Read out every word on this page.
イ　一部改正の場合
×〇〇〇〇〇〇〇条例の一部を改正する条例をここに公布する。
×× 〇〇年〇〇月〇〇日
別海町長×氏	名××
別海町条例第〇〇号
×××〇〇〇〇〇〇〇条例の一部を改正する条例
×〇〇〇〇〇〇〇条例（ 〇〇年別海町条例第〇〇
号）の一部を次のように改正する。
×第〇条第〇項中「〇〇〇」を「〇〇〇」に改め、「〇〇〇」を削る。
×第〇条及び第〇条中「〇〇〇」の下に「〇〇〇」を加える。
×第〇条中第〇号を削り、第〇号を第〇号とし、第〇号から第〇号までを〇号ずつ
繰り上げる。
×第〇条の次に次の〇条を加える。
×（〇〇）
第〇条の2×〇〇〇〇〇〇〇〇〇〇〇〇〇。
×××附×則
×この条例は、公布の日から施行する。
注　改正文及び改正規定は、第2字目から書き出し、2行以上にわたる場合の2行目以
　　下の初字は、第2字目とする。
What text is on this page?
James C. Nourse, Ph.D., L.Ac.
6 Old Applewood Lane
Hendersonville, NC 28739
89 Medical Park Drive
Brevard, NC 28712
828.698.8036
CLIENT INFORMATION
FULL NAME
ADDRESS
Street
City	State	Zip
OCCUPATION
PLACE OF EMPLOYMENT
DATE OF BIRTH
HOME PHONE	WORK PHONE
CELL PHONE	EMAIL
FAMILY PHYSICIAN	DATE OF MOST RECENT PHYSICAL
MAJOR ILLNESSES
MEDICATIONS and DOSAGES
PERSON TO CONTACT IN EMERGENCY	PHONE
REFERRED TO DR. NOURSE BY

·····

## [WHAT NEEDS TO BE DONE]
Extract every record and return it verbatim.

## [TASK SOLUTION]
Read out every word on this page.
イ　一部改正の場合
×〇〇〇〇〇〇〇条例の一部を改正する条例をここに公布する。
×× 〇〇年〇〇月〇〇日
別海町長×氏	名××
別海町条例第〇〇号
×××〇〇〇〇〇〇〇条例の一部を改正する条例
×〇〇〇〇〇〇〇条例（ 〇〇年別海町条例第〇〇
号）の一部を次のように改正する。
×第〇条第〇項中「〇〇〇」を「〇〇〇」に改め、「〇〇〇」を削る。
×第〇条及び第〇条中「〇〇〇」の下に「〇〇〇」を加える。
×第〇条中第〇号を削り、第〇号を第〇号とし、第〇号から第〇号までを〇号ずつ
繰り上げる。
×第〇条の次に次の〇条を加える。
×（〇〇）
第〇条の2×〇〇〇〇〇〇〇〇〇〇〇〇〇。
×××附×則
×この条例は、公布の日から施行する。
注　改正文及び改正規定は、第2字目から書き出し、2行以上にわたる場合の2行目以
　　下の初字は、第2字目とする。
What text is on this page?
James C. Nourse, Ph.D., L.Ac.
6 Old Applewood Lane
Hendersonville, NC 28739
89 Medical Park Drive
Brevard, NC 28712
828.698.8036
CLIENT INFORMATION
FULL NAME
ADDRESS
Street
City	State	Zip
OCCUPATION
PLACE OF EMPLOYMENT
DATE OF BIRTH
HOME PHONE	WORK PHONE
CELL PHONE	EMAIL
FAMILY PHYSICIAN	DATE OF MOST RECENT PHYSICAL
MAJOR ILLNESSES
MEDICATIONS and DOSAGES
PERSON TO CONTACT IN EMERGENCY	PHONE
REFERRED TO DR. NOURSE BY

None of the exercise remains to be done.